**Data**
__________________________________________________
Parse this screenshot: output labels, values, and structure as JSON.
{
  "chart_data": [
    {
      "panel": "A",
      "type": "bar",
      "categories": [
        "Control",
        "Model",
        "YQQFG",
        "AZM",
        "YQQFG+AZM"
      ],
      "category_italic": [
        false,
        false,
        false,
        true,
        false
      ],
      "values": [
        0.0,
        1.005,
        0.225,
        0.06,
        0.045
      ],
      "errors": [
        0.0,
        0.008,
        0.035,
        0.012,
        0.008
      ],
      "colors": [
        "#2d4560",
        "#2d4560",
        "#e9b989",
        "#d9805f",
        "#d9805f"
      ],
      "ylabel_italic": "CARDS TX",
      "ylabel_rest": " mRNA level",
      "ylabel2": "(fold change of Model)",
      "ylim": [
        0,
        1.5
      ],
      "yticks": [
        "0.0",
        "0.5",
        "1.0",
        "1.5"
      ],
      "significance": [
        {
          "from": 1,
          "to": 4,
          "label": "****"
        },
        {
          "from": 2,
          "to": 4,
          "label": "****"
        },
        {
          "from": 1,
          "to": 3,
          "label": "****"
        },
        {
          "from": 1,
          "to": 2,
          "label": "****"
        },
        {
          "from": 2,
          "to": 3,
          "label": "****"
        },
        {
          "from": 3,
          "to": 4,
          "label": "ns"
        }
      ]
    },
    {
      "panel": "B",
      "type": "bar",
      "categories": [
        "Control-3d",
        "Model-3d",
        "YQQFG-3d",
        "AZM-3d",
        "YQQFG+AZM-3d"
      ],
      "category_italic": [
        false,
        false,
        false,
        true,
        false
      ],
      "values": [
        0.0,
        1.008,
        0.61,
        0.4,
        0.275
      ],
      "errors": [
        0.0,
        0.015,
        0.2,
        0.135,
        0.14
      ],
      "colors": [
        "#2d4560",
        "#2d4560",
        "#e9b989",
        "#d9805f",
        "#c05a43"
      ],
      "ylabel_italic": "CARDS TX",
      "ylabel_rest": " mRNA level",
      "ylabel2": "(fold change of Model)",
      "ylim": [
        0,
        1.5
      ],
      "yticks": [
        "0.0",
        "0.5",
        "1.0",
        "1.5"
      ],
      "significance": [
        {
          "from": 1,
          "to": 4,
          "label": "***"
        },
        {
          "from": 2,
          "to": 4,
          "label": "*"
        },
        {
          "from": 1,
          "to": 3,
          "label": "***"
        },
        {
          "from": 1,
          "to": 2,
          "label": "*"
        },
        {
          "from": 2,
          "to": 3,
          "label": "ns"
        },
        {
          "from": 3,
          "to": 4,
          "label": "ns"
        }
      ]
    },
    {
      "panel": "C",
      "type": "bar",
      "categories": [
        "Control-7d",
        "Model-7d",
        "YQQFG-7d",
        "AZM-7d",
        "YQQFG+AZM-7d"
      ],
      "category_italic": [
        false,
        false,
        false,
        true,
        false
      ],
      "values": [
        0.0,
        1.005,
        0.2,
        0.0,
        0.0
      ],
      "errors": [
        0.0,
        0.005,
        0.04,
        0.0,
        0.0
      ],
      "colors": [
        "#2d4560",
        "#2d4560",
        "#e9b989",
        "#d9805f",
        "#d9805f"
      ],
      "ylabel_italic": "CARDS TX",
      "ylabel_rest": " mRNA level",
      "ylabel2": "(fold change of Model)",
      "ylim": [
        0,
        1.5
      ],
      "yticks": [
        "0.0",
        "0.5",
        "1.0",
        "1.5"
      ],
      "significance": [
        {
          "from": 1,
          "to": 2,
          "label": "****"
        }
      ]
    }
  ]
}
__________________________________________________
Every record, from top to bottom, must be transcribed exactly.

Parse this screenshot: output labels, values, and structure as JSON.
{
  "chart_data": [
    {
      "panel": "A",
      "type": "bar",
      "categories": [
        "Control",
        "Model",
        "YQQFG",
        "AZM",
        "YQQFG+AZM"
      ],
      "category_italic": [
        false,
        false,
        false,
        true,
        false
      ],
      "values": [
        0.0,
        1.005,
        0.225,
        0.06,
        0.045
      ],
      "errors": [
        0.0,
        0.008,
        0.035,
        0.012,
        0.008
      ],
      "colors": [
        "#2d4560",
        "#2d4560",
        "#e9b989",
        "#d9805f",
        "#d9805f"
      ],
      "ylabel_italic": "CARDS TX",
      "ylabel_rest": " mRNA level",
      "ylabel2": "(fold change of Model)",
      "ylim": [
        0,
        1.5
      ],
      "yticks": [
        "0.0",
        "0.5",
        "1.0",
        "1.5"
      ],
      "significance": [
        {
          "from": 1,
          "to": 4,
          "label": "****"
        },
        {
          "from": 2,
          "to": 4,
          "label": "****"
        },
        {
          "from": 1,
          "to": 3,
          "label": "****"
        },
        {
          "from": 1,
          "to": 2,
          "label": "****"
        },
        {
          "from": 2,
          "to": 3,
          "label": "****"
        },
        {
          "from": 3,
          "to": 4,
          "label": "ns"
        }
      ]
    },
    {
      "panel": "B",
      "type": "bar",
      "categories": [
        "Control-3d",
        "Model-3d",
        "YQQFG-3d",
        "AZM-3d",
        "YQQFG+AZM-3d"
      ],
      "category_italic": [
        false,
        false,
        false,
        true,
        false
      ],
      "values": [
        0.0,
        1.008,
        0.61,
        0.4,
        0.275
      ],
      "errors": [
        0.0,
        0.015,
        0.2,
        0.135,
        0.14
      ],
      "colors": [
        "#2d4560",
        "#2d4560",
        "#e9b989",
        "#d9805f",
        "#c05a43"
      ],
      "ylabel_italic": "CARDS TX",
      "ylabel_rest": " mRNA level",
      "ylabel2": "(fold change of Model)",
      "ylim": [
        0,
        1.5
      ],
      "yticks": [
        "0.0",
        "0.5",
        "1.0",
        "1.5"
      ],
      "significance": [
        {
          "from": 1,
          "to": 4,
          "label": "***"
        },
        {
          "from": 2,
          "to": 4,
          "label": "*"
        },
        {
          "from": 1,
          "to": 3,
          "label": "***"
        },
        {
          "from": 1,
          "to": 2,
          "label": "*"
        },
        {
          "from": 2,
          "to": 3,
          "label": "ns"
        },
        {
          "from": 3,
          "to": 4,
          "label": "ns"
        }
      ]
    },
    {
      "panel": "C",
      "type": "bar",
      "categories": [
        "Control-7d",
        "Model-7d",
        "YQQFG-7d",
        "AZM-7d",
        "YQQFG+AZM-7d"
      ],
      "category_italic": [
        false,
        false,
        false,
        true,
        false
      ],
      "values": [
        0.0,
        1.005,
        0.2,
        0.0,
        0.0
      ],
      "errors": [
        0.0,
        0.005,
        0.04,
        0.0,
        0.0
      ],
      "colors": [
        "#2d4560",
        "#2d4560",
        "#e9b989",
        "#d9805f",
        "#d9805f"
      ],
      "ylabel_italic": "CARDS TX",
      "ylabel_rest": " mRNA level",
      "ylabel2": "(fold change of Model)",
      "ylim": [
        0,
        1.5
      ],
      "yticks": [
        "0.0",
        "0.5",
        "1.0",
        "1.5"
      ],
      "significance": [
        {
          "from": 1,
          "to": 2,
          "label": "****"
        }
      ]
    }
  ]
}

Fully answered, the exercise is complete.